What is asked: Search the data below for the string "فقال". Extract every line that contains it.

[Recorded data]
######

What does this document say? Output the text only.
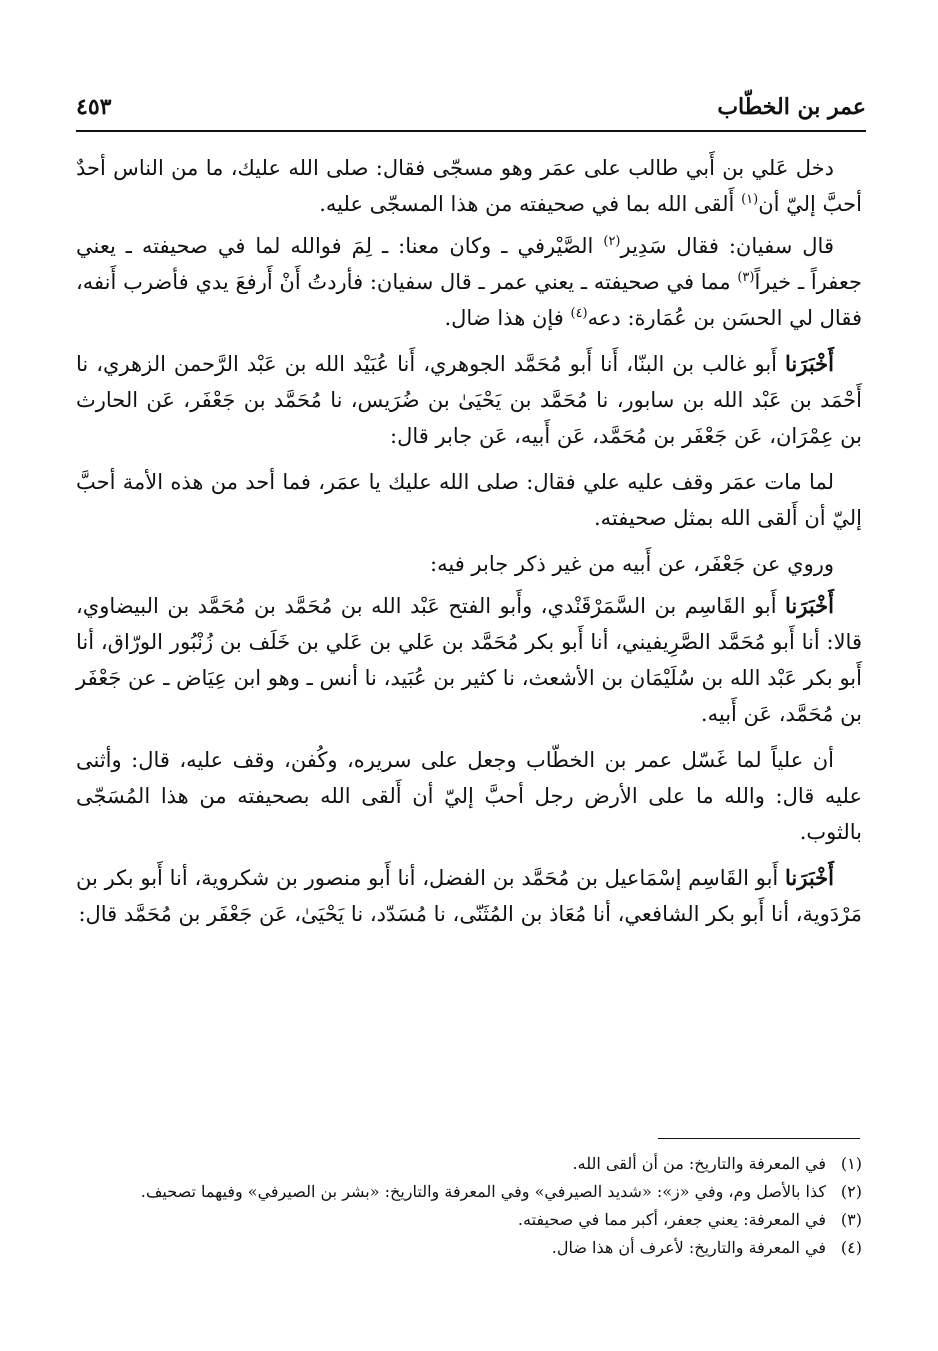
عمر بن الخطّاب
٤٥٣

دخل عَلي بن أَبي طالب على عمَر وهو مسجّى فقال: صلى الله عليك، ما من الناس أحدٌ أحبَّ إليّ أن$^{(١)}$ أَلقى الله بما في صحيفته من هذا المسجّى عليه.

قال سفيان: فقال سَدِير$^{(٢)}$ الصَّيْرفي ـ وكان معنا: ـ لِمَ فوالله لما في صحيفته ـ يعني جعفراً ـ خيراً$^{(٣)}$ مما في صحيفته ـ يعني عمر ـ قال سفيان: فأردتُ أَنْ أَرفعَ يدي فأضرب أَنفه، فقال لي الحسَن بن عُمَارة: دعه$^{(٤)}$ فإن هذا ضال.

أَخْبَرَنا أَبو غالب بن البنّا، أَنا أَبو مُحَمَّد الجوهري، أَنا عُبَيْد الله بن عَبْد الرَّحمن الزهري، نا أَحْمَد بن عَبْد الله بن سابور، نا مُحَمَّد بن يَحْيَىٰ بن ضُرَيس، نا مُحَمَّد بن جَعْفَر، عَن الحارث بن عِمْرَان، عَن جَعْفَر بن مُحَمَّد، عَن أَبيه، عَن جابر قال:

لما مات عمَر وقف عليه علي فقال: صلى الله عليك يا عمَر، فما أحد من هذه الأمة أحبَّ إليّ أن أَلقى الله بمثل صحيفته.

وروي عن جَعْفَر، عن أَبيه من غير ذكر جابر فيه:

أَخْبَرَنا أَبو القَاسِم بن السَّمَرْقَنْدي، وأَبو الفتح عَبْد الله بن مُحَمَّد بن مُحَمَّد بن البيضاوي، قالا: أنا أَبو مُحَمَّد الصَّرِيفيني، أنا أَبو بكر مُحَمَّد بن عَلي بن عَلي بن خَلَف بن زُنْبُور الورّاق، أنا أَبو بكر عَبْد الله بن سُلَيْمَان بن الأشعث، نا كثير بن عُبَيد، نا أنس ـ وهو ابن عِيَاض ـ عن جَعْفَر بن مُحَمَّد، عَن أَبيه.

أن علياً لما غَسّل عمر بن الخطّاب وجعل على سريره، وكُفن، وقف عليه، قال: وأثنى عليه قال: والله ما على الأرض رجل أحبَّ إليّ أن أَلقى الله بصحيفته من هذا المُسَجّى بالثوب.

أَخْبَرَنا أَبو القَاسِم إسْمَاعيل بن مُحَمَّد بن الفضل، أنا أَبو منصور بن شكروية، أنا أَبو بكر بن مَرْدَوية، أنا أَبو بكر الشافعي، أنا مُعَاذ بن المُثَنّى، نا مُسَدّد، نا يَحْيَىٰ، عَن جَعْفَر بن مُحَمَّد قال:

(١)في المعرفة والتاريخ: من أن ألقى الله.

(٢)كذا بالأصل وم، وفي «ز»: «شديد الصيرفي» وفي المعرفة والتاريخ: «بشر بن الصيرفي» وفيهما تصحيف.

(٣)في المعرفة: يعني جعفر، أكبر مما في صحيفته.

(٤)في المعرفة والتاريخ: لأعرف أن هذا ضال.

######

Correct output:
دخل عَلي بن أَبي طالب على عمَر وهو مسجّى فقال: صلى الله عليك، ما من الناس أحدٌ أحبَّ إليّ أن$^{(١)}$ أَلقى الله بما في صحيفته من هذا المسجّى عليه.
قال سفيان: فقال سَدِير$^{(٢)}$ الصَّيْرفي ـ وكان معنا: ـ لِمَ فوالله لما في صحيفته ـ يعني جعفراً ـ خيراً$^{(٣)}$ مما في صحيفته ـ يعني عمر ـ قال سفيان: فأردتُ أَنْ أَرفعَ يدي فأضرب أَنفه، فقال لي الحسَن بن عُمَارة: دعه$^{(٤)}$ فإن هذا ضال.
لما مات عمَر وقف عليه علي فقال: صلى الله عليك يا عمَر، فما أحد من هذه الأمة أحبَّ إليّ أن أَلقى الله بمثل صحيفته.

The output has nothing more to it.